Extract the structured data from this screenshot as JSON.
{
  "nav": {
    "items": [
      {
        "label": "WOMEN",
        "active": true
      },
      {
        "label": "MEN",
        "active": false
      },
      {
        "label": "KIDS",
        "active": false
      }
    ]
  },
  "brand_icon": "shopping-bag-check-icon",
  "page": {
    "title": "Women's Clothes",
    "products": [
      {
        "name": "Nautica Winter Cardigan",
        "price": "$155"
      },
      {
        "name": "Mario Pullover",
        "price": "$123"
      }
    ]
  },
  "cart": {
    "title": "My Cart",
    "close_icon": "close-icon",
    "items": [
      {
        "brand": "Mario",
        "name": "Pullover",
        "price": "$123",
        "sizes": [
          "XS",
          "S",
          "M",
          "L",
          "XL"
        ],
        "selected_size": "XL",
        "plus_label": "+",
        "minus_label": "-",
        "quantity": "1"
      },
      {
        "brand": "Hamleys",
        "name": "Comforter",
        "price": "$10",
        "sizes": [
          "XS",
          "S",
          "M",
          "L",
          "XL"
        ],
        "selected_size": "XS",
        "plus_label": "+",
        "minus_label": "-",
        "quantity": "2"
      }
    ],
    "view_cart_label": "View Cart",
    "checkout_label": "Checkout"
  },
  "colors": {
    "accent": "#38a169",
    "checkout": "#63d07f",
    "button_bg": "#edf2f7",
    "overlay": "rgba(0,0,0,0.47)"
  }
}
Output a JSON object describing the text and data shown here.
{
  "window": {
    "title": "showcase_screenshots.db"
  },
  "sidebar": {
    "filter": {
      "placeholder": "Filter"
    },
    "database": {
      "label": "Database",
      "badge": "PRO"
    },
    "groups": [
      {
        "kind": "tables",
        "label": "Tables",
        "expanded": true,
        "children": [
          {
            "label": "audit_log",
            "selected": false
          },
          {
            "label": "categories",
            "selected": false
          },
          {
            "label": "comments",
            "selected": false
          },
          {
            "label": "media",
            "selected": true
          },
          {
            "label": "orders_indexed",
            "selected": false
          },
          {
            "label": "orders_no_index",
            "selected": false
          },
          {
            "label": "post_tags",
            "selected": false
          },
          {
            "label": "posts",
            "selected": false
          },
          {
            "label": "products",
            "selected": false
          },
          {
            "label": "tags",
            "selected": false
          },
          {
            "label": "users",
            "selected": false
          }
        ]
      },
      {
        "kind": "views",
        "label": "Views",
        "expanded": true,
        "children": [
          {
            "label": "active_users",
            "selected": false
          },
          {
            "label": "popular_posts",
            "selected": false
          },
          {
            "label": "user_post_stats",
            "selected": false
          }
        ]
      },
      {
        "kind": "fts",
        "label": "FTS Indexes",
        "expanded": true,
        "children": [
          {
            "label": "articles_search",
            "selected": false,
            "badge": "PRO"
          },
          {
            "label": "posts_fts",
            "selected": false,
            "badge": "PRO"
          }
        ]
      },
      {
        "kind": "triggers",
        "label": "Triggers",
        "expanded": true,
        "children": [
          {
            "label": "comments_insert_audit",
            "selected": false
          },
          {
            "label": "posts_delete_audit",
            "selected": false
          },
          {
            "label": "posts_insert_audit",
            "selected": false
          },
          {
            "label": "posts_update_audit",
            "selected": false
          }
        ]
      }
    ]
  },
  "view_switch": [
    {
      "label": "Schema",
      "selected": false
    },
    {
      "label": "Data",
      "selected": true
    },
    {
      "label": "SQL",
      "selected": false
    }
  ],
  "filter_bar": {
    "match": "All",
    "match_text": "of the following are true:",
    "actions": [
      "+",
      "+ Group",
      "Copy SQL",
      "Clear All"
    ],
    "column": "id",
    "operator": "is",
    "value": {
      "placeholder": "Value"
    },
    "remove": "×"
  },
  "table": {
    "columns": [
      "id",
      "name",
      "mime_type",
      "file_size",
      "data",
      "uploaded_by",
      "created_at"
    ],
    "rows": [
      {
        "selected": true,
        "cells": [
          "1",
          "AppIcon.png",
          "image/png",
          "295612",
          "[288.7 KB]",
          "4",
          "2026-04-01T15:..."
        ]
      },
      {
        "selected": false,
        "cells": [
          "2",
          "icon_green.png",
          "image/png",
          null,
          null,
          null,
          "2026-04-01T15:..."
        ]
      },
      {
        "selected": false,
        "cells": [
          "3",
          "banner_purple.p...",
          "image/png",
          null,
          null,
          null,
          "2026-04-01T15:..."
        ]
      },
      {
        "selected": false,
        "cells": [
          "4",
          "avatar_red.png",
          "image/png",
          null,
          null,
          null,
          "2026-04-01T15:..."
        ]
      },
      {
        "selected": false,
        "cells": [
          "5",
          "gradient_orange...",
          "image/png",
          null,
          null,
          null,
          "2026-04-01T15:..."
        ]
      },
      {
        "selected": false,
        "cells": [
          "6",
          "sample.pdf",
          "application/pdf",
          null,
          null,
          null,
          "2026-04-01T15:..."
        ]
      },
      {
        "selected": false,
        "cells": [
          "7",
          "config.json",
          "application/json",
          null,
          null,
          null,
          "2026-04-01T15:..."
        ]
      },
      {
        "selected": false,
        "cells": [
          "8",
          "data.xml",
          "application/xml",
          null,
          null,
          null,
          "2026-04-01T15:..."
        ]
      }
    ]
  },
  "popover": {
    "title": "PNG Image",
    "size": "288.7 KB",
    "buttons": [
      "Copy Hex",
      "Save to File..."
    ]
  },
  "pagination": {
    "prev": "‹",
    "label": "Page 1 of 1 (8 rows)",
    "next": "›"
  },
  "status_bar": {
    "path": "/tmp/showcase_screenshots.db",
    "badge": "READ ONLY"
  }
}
+-------+
▸ Given problem
Gather each line from the entries above that includes the word "badge".

▸ Reply to the task
      "badge": "PRO"
            "badge": "PRO"
            "badge": "PRO"
    "badge": "READ ONLY"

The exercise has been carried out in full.